Supplied material —
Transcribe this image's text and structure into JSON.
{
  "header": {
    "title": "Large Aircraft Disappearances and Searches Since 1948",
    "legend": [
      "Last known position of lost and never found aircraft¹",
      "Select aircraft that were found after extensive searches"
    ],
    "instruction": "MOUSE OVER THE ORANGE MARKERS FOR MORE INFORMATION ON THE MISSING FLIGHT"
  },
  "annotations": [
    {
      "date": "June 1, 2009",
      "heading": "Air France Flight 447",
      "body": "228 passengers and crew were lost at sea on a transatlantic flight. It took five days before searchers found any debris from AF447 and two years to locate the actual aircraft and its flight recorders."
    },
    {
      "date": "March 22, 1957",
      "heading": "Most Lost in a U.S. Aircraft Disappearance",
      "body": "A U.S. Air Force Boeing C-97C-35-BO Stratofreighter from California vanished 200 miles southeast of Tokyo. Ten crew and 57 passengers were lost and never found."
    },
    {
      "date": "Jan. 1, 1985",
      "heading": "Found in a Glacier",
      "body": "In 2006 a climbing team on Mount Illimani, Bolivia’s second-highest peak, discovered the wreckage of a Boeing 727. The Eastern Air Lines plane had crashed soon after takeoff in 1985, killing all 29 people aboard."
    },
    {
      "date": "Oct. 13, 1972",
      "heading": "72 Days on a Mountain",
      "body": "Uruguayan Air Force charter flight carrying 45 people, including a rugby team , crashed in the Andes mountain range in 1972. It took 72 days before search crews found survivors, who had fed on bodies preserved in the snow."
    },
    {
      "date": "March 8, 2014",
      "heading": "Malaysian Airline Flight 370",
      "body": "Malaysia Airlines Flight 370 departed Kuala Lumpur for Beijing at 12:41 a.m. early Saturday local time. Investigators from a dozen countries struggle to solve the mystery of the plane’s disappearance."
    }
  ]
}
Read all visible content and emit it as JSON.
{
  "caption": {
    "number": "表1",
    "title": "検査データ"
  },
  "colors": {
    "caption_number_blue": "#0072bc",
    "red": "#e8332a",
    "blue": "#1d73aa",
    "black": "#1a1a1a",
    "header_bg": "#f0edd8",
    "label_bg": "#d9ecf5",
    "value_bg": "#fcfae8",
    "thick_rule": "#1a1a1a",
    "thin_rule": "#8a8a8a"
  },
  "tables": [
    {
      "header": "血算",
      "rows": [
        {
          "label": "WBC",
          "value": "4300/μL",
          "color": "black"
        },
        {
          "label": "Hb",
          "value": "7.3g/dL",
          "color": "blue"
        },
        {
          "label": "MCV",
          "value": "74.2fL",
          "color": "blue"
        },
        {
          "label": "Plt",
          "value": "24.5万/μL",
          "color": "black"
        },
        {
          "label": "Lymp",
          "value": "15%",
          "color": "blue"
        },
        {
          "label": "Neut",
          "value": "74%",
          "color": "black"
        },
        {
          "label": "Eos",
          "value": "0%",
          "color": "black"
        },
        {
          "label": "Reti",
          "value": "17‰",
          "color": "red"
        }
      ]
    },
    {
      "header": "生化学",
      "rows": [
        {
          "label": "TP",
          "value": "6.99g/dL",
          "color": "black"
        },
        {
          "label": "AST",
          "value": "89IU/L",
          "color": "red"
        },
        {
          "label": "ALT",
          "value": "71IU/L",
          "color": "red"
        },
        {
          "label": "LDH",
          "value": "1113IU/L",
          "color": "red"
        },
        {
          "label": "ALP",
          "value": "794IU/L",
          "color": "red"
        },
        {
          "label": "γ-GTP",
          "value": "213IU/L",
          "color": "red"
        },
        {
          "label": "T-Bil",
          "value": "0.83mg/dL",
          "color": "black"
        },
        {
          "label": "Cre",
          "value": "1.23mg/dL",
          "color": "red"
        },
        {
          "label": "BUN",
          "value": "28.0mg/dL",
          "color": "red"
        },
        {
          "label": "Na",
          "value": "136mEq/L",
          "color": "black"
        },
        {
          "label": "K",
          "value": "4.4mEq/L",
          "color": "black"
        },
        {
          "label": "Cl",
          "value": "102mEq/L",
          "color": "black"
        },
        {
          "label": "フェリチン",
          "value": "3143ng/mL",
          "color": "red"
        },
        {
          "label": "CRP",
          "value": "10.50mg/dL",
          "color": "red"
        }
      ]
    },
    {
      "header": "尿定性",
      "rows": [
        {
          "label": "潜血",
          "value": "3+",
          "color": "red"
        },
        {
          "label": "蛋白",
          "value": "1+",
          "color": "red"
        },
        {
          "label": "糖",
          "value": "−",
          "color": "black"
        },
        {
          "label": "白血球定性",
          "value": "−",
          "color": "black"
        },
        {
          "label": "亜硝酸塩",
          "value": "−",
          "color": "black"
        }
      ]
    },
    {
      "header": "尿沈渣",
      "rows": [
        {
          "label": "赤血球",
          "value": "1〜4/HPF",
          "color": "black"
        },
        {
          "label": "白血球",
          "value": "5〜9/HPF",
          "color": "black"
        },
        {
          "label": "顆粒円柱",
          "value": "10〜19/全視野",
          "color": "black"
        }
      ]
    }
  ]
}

Task —
Write out every line exactly as it stands.

Output below —
Transcribe this image's text and structure into JSON.
{
  "header": {
    "title": "Large Aircraft Disappearances and Searches Since 1948",
    "legend": [
      "Last known position of lost and never found aircraft¹",
      "Select aircraft that were found after extensive searches"
    ],
    "instruction": "MOUSE OVER THE ORANGE MARKERS FOR MORE INFORMATION ON THE MISSING FLIGHT"
  },
  "annotations": [
    {
      "date": "June 1, 2009",
      "heading": "Air France Flight 447",
      "body": "228 passengers and crew were lost at sea on a transatlantic flight. It took five days before searchers found any debris from AF447 and two years to locate the actual aircraft and its flight recorders."
    },
    {
      "date": "March 22, 1957",
      "heading": "Most Lost in a U.S. Aircraft Disappearance",
      "body": "A U.S. Air Force Boeing C-97C-35-BO Stratofreighter from California vanished 200 miles southeast of Tokyo. Ten crew and 57 passengers were lost and never found."
    },
    {
      "date": "Jan. 1, 1985",
      "heading": "Found in a Glacier",
      "body": "In 2006 a climbing team on Mount Illimani, Bolivia’s second-highest peak, discovered the wreckage of a Boeing 727. The Eastern Air Lines plane had crashed soon after takeoff in 1985, killing all 29 people aboard."
    },
    {
      "date": "Oct. 13, 1972",
      "heading": "72 Days on a Mountain",
      "body": "Uruguayan Air Force charter flight carrying 45 people, including a rugby team , crashed in the Andes mountain range in 1972. It took 72 days before search crews found survivors, who had fed on bodies preserved in the snow."
    },
    {
      "date": "March 8, 2014",
      "heading": "Malaysian Airline Flight 370",
      "body": "Malaysia Airlines Flight 370 departed Kuala Lumpur for Beijing at 12:41 a.m. early Saturday local time. Investigators from a dozen countries struggle to solve the mystery of the plane’s disappearance."
    }
  ]
}
Read all visible content and emit it as JSON.
{
  "caption": {
    "number": "表1",
    "title": "検査データ"
  },
  "colors": {
    "caption_number_blue": "#0072bc",
    "red": "#e8332a",
    "blue": "#1d73aa",
    "black": "#1a1a1a",
    "header_bg": "#f0edd8",
    "label_bg": "#d9ecf5",
    "value_bg": "#fcfae8",
    "thick_rule": "#1a1a1a",
    "thin_rule": "#8a8a8a"
  },
  "tables": [
    {
      "header": "血算",
      "rows": [
        {
          "label": "WBC",
          "value": "4300/μL",
          "color": "black"
        },
        {
          "label": "Hb",
          "value": "7.3g/dL",
          "color": "blue"
        },
        {
          "label": "MCV",
          "value": "74.2fL",
          "color": "blue"
        },
        {
          "label": "Plt",
          "value": "24.5万/μL",
          "color": "black"
        },
        {
          "label": "Lymp",
          "value": "15%",
          "color": "blue"
        },
        {
          "label": "Neut",
          "value": "74%",
          "color": "black"
        },
        {
          "label": "Eos",
          "value": "0%",
          "color": "black"
        },
        {
          "label": "Reti",
          "value": "17‰",
          "color": "red"
        }
      ]
    },
    {
      "header": "生化学",
      "rows": [
        {
          "label": "TP",
          "value": "6.99g/dL",
          "color": "black"
        },
        {
          "label": "AST",
          "value": "89IU/L",
          "color": "red"
        },
        {
          "label": "ALT",
          "value": "71IU/L",
          "color": "red"
        },
        {
          "label": "LDH",
          "value": "1113IU/L",
          "color": "red"
        },
        {
          "label": "ALP",
          "value": "794IU/L",
          "color": "red"
        },
        {
          "label": "γ-GTP",
          "value": "213IU/L",
          "color": "red"
        },
        {
          "label": "T-Bil",
          "value": "0.83mg/dL",
          "color": "black"
        },
        {
          "label": "Cre",
          "value": "1.23mg/dL",
          "color": "red"
        },
        {
          "label": "BUN",
          "value": "28.0mg/dL",
          "color": "red"
        },
        {
          "label": "Na",
          "value": "136mEq/L",
          "color": "black"
        },
        {
          "label": "K",
          "value": "4.4mEq/L",
          "color": "black"
        },
        {
          "label": "Cl",
          "value": "102mEq/L",
          "color": "black"
        },
        {
          "label": "フェリチン",
          "value": "3143ng/mL",
          "color": "red"
        },
        {
          "label": "CRP",
          "value": "10.50mg/dL",
          "color": "red"
        }
      ]
    },
    {
      "header": "尿定性",
      "rows": [
        {
          "label": "潜血",
          "value": "3+",
          "color": "red"
        },
        {
          "label": "蛋白",
          "value": "1+",
          "color": "red"
        },
        {
          "label": "糖",
          "value": "−",
          "color": "black"
        },
        {
          "label": "白血球定性",
          "value": "−",
          "color": "black"
        },
        {
          "label": "亜硝酸塩",
          "value": "−",
          "color": "black"
        }
      ]
    },
    {
      "header": "尿沈渣",
      "rows": [
        {
          "label": "赤血球",
          "value": "1〜4/HPF",
          "color": "black"
        },
        {
          "label": "白血球",
          "value": "5〜9/HPF",
          "color": "black"
        },
        {
          "label": "顆粒円柱",
          "value": "10〜19/全視野",
          "color": "black"
        }
      ]
    }
  ]
}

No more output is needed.